Task description:
List each line of the data that holds the string "области", please.

Given records:
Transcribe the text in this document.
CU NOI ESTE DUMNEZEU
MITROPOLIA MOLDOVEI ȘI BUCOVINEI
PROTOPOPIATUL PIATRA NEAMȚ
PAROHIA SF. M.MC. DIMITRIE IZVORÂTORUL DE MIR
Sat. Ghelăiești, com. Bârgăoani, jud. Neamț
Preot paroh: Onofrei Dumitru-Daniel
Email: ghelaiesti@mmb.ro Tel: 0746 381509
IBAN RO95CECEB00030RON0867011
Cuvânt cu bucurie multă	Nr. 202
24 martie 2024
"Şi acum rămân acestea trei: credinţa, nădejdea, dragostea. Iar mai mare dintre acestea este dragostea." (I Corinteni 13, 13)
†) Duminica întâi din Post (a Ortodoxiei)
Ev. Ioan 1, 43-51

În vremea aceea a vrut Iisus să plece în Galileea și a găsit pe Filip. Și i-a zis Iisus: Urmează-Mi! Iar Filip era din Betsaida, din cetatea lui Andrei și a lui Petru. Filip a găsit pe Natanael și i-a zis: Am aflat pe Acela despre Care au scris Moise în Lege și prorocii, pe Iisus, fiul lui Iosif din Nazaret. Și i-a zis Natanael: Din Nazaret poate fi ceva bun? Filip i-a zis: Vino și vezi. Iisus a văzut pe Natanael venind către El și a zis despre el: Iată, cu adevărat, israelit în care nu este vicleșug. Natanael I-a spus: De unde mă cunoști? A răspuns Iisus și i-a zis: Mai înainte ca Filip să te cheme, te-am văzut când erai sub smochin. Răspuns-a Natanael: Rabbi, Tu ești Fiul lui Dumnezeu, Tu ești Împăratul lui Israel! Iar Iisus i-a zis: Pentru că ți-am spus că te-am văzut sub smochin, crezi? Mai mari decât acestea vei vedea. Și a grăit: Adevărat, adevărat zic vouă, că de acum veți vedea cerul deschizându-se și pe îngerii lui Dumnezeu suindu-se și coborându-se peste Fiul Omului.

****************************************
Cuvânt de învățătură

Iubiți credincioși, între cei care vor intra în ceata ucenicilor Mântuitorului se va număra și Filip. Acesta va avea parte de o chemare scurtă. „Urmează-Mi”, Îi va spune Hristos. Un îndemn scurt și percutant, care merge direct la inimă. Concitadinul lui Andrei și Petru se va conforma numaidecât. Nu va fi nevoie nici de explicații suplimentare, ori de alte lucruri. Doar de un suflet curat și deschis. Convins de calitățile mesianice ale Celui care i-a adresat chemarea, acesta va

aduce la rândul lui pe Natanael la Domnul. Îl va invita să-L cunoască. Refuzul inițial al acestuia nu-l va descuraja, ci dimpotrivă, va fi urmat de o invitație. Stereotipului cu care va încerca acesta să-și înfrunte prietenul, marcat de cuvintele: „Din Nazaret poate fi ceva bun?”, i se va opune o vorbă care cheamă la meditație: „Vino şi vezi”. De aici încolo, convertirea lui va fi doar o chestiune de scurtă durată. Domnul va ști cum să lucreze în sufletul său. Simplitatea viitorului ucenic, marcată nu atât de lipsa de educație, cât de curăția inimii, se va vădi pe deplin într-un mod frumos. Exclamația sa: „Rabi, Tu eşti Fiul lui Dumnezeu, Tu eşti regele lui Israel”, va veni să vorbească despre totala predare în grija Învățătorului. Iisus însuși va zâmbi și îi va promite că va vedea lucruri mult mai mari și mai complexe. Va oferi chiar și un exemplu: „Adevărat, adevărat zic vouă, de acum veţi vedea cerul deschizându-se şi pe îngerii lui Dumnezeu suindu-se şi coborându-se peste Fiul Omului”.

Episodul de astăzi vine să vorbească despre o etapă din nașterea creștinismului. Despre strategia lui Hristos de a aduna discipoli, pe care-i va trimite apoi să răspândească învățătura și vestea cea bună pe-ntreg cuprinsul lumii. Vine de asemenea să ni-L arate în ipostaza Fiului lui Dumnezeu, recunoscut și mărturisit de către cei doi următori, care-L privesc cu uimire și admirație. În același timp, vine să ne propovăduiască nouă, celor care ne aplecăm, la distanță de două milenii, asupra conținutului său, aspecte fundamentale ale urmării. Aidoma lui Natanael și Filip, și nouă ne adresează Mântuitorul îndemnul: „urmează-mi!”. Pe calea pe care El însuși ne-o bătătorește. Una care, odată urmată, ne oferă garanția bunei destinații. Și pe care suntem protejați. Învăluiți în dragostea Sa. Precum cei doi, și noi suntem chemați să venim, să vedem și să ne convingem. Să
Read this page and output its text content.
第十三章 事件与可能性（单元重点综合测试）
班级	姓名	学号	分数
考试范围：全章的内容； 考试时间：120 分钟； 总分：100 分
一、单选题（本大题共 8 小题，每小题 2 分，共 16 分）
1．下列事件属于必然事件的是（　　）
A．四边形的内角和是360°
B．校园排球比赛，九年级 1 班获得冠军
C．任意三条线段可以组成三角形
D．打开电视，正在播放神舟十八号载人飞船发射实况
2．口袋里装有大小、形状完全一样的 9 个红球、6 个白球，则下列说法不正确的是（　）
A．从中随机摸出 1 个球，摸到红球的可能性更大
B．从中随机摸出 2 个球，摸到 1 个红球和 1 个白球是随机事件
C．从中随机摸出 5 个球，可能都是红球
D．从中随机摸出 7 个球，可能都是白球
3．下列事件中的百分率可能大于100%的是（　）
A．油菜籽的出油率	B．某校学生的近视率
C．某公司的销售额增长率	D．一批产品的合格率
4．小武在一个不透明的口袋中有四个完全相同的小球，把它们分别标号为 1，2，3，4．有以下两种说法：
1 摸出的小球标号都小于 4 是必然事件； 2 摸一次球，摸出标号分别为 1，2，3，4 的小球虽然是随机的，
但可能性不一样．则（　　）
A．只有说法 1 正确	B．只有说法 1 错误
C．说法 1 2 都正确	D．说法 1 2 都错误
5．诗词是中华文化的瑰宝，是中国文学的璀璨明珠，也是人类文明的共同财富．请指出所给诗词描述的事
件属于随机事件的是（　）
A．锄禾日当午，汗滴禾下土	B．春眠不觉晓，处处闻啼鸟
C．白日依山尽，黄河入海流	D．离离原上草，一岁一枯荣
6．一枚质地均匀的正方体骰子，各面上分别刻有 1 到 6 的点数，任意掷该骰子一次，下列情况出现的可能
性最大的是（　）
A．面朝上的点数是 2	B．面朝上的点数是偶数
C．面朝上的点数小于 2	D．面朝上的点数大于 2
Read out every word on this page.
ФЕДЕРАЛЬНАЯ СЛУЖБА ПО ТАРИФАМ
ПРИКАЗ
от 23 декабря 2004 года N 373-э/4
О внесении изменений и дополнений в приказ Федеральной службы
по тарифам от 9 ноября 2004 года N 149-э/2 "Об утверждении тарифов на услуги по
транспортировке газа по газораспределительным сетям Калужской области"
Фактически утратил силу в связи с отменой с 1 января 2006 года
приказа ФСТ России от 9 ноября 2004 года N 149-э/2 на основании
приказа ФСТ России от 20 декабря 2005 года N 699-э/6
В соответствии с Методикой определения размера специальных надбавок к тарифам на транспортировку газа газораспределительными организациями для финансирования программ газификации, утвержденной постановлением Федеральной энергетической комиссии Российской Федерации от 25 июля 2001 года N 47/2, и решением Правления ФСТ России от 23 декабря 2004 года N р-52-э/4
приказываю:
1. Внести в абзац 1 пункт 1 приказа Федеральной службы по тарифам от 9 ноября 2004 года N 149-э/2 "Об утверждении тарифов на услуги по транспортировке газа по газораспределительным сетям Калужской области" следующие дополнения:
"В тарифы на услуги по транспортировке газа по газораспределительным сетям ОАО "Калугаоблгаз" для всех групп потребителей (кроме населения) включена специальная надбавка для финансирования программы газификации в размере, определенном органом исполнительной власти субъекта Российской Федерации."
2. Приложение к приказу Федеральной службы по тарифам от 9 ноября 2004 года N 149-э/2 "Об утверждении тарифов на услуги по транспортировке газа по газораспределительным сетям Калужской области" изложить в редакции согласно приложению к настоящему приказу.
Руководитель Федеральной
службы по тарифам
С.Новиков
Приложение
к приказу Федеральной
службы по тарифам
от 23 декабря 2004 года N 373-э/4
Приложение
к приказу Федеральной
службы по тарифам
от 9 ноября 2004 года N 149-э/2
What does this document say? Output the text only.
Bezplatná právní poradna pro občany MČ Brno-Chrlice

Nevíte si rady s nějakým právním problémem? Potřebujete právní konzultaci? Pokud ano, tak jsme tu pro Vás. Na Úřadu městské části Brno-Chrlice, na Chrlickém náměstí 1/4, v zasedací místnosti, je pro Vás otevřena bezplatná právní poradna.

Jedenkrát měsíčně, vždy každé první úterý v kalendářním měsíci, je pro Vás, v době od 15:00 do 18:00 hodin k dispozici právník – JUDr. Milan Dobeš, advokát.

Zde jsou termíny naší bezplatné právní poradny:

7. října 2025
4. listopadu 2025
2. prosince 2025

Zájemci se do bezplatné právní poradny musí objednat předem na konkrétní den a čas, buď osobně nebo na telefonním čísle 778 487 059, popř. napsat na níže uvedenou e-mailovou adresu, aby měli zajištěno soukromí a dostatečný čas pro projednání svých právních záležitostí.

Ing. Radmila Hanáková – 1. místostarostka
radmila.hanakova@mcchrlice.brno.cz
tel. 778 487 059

Answer below:
транспортировке газа по газораспределительным сетям Калужской области"
1. Внести в абзац 1 пункт 1 приказа Федеральной службы по тарифам от 9 ноября 2004 года N 149-э/2 "Об утверждении тарифов на услуги по транспортировке газа по газораспределительным сетям Калужской области" следующие дополнения:
2. Приложение к приказу Федеральной службы по тарифам от 9 ноября 2004 года N 149-э/2 "Об утверждении тарифов на услуги по транспортировке газа по газораспределительным сетям Калужской области" изложить в редакции согласно приложению к настоящему приказу.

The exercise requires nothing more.